**Text block:**

----------

- Citizenship: U.S.A.
- Education: University of California, Berkeley (P.h.d Microbotics)
- Alma mater: Princeton University, University of California, Berkeley
- Employer: Carnegie Mellon University
- Known for: Research on engineering robotic systems
- Title: Associate Professor

= Sarah Bergbreiter =

Micro-roboticist

Sarah Bergbreiter is a professor of Mechanical Engineering at Carnegie Mellon University, previously a professor at the University of Maryland.

== Early life and education ==
Bergbreiter received her B.S.E degree in electrical engineering from Princeton University, and her M.S. and Ph.D. from the University of California, Berkeley.

----------

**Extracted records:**
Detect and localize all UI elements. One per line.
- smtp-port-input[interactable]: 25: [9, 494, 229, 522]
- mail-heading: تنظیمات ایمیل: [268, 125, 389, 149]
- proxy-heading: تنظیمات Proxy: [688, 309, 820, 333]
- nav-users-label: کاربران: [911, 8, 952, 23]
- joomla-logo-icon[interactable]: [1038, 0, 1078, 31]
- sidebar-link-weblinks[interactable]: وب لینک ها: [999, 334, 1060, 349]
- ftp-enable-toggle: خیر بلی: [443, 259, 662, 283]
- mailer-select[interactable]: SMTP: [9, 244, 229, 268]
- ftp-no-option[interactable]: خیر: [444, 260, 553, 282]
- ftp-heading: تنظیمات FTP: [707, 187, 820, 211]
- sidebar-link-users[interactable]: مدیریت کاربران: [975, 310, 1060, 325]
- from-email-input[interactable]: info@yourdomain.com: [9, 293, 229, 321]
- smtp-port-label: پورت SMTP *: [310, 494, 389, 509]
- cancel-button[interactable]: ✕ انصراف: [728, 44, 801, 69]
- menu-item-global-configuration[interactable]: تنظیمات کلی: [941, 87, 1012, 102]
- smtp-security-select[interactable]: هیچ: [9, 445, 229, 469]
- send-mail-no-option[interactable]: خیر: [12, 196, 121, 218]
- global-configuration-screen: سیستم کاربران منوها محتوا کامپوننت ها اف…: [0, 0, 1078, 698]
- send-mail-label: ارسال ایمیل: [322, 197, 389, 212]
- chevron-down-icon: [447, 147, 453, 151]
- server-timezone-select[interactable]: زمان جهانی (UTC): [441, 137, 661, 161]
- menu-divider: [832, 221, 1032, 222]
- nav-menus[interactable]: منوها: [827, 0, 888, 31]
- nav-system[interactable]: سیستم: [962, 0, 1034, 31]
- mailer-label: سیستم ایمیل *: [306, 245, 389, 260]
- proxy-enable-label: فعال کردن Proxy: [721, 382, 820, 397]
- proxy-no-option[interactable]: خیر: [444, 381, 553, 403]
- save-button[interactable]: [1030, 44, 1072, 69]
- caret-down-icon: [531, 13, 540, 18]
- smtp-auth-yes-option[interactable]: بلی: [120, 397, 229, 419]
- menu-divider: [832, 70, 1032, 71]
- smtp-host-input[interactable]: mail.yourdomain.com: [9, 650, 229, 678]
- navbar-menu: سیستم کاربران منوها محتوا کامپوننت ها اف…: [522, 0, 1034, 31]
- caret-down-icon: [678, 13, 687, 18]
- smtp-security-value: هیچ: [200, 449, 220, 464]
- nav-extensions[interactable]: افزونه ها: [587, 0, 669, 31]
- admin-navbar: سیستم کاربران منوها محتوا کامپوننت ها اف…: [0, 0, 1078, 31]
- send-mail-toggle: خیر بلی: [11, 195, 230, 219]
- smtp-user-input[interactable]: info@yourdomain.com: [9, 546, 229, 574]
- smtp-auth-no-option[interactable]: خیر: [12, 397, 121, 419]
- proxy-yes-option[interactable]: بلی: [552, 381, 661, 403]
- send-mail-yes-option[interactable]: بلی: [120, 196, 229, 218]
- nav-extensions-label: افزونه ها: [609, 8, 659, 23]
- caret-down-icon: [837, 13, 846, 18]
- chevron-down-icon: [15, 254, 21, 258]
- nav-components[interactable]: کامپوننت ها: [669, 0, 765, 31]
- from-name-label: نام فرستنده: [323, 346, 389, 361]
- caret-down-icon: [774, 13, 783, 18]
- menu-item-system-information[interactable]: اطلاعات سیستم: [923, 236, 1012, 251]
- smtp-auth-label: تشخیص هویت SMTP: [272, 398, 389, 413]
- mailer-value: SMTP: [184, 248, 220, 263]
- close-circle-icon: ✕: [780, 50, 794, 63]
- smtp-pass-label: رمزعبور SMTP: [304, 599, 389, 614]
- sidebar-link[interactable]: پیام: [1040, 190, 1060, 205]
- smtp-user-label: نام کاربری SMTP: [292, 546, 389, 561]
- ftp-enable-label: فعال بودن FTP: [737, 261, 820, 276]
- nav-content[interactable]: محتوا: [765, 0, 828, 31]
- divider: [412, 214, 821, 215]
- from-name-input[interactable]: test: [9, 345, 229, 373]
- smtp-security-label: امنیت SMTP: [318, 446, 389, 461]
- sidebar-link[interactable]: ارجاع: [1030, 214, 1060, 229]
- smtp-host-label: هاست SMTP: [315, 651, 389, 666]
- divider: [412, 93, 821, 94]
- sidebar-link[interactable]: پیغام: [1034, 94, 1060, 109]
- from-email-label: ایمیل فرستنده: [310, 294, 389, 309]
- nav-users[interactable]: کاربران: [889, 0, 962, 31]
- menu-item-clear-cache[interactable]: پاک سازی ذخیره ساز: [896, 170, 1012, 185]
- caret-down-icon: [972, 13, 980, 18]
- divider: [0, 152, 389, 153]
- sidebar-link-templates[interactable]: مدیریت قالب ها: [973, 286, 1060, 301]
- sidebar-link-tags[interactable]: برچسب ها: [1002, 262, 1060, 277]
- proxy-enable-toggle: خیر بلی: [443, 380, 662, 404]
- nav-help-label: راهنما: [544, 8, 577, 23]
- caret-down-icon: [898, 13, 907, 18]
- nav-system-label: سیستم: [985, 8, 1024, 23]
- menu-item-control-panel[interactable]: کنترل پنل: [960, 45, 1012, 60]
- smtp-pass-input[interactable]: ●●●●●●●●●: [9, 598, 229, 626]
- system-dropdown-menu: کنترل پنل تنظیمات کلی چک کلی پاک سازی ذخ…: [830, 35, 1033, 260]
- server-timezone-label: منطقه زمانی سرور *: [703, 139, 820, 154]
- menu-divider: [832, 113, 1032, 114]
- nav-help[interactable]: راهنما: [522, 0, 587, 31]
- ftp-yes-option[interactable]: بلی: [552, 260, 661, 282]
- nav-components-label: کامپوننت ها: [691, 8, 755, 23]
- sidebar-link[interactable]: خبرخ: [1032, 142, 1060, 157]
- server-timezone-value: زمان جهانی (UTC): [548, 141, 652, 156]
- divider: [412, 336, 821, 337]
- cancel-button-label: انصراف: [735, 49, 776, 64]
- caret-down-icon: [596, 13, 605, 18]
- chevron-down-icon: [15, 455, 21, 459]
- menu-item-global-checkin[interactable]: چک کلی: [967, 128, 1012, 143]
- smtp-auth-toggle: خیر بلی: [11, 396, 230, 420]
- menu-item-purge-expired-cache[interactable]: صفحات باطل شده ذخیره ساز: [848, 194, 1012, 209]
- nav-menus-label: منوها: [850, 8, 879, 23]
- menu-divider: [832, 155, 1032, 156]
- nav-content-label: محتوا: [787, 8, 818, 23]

----------

**Tasks to carry out:**
A) In the Sarah Bergbreiter article, which university awarded her B.S.E. degree in electrical engineering?
B) Go on with the Sarah Bergbreiter article, starting after its last sentence.
The extracted records are not used for any of this.

**Answer list:**
A) Princeton University

B)
== Career ==
Bergbreiter started her career as an assistant professor of mechanical engineering at the University of Maryland, college Park in 2008 at the same time, appointed in the Institute for Systems Research. In the fall of 2018, she joined Carnegie Mellon University under the Department of Mechanical Engineering. Her research has specifically focused on microrobotics, with projects influencing the medicine and consumer electronic spheres. She has given TED Talks highlighting her micro robots that can jump over 80 times their height. One such micro robot is the 4 millimeter "flea".

== Awards and recognitions ==
She has won multiple awards for her work, including the Defense Advanced Research Projects Agency(DARPA) Young Faculty Award in 2008, the National Science Foundation (NSF) CAREER Award in 2011, and the Presidential Early Career Award for Scientists and Engineers (PECASE) Award in 2013.